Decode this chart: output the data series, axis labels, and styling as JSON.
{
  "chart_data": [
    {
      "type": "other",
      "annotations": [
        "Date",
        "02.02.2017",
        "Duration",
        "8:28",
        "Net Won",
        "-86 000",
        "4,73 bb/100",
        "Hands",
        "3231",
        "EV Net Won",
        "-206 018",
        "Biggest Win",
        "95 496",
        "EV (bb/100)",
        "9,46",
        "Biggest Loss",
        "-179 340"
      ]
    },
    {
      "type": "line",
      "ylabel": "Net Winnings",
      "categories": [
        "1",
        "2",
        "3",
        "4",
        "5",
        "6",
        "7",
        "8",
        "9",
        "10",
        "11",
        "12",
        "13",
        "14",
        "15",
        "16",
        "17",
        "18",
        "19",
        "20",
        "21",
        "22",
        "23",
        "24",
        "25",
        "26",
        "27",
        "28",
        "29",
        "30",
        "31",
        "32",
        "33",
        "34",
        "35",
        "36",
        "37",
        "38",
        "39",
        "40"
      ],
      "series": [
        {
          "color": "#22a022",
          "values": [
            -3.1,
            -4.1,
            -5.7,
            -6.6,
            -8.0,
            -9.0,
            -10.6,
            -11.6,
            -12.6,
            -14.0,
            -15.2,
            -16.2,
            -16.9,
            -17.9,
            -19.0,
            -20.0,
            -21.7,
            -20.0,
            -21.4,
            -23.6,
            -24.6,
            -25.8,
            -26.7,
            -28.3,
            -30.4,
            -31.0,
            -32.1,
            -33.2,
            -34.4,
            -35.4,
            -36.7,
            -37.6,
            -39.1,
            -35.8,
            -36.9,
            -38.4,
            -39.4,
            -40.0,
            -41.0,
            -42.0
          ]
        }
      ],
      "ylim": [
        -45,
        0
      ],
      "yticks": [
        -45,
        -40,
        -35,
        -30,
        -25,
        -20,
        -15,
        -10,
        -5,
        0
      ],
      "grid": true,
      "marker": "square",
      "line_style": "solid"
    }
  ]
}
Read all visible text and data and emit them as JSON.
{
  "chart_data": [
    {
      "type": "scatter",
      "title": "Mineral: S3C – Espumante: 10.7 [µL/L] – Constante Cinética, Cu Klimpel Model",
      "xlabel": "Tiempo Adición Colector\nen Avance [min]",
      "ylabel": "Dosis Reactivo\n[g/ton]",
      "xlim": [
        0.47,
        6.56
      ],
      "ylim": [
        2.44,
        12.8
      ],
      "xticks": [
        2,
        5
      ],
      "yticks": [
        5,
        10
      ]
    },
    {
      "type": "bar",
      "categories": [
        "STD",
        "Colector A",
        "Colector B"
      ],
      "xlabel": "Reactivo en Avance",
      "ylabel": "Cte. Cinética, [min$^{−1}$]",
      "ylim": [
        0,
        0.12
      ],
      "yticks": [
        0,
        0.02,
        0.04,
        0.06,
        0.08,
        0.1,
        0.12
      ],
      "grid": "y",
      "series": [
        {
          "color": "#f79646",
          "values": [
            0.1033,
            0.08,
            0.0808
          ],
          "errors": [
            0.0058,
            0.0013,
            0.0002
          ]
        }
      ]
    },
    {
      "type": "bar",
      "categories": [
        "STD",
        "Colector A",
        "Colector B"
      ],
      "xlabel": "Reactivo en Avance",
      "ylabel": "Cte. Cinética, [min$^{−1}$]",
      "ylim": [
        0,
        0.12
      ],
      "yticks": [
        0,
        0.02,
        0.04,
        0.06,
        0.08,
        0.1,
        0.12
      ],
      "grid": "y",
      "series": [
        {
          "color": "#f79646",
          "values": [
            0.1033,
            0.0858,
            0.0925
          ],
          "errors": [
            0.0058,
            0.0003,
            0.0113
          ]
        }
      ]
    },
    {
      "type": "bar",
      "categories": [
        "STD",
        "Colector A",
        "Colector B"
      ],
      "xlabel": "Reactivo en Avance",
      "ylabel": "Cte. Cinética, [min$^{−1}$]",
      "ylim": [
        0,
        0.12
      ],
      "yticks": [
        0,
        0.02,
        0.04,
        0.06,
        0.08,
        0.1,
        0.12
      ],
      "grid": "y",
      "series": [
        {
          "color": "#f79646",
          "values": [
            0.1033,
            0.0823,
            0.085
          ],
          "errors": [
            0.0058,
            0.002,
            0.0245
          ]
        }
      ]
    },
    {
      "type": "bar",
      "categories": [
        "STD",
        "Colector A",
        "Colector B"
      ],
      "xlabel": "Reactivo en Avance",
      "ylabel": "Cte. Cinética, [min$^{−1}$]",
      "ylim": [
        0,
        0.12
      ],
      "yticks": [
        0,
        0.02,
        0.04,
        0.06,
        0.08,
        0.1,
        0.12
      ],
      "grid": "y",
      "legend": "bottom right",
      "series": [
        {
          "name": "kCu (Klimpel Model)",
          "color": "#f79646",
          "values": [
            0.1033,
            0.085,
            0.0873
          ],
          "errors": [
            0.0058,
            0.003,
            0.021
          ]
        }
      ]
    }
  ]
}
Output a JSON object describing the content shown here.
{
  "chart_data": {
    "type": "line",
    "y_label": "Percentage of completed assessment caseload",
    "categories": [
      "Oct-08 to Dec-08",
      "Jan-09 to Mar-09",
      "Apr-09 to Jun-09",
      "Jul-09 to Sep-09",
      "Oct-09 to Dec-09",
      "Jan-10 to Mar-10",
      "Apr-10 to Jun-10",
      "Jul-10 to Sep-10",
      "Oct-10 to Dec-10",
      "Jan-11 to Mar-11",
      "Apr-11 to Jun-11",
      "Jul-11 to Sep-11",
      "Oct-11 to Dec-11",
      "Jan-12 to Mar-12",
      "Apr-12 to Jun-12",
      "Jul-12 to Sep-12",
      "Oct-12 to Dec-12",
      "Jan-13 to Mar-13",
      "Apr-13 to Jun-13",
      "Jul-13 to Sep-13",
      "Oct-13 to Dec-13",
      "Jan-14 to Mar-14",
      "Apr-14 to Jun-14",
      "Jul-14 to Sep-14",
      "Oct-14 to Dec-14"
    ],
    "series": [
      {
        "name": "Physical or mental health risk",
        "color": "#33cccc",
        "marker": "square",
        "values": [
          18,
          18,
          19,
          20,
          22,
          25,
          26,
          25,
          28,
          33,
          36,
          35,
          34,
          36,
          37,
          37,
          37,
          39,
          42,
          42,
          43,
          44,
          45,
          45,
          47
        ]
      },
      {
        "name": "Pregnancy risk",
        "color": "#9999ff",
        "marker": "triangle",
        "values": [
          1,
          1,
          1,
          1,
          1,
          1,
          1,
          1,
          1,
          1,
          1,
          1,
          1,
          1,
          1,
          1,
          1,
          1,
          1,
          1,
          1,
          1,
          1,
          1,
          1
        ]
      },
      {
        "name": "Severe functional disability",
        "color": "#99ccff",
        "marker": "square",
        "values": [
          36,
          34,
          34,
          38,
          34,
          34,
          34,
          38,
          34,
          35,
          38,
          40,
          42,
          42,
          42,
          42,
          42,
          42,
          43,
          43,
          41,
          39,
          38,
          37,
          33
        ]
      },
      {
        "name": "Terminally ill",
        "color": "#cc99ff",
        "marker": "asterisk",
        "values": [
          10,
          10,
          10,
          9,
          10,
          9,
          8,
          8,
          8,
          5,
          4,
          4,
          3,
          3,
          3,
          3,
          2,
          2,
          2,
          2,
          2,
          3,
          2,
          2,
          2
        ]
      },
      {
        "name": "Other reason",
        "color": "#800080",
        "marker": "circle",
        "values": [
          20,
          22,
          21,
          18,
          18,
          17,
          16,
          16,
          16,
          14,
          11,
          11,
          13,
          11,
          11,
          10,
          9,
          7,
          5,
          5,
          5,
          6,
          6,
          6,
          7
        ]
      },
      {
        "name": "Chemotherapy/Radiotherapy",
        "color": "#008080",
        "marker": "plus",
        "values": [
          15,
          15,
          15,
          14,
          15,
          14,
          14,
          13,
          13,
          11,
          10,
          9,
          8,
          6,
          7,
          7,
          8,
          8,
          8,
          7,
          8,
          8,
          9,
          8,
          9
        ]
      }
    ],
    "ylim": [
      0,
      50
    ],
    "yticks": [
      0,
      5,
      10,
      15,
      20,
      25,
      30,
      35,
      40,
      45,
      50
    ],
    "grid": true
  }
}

= GOAL OF THE EXERCISE =
Write only the number of lines in the records that include the word "Klimpel".

= TASK RESPONSE =
2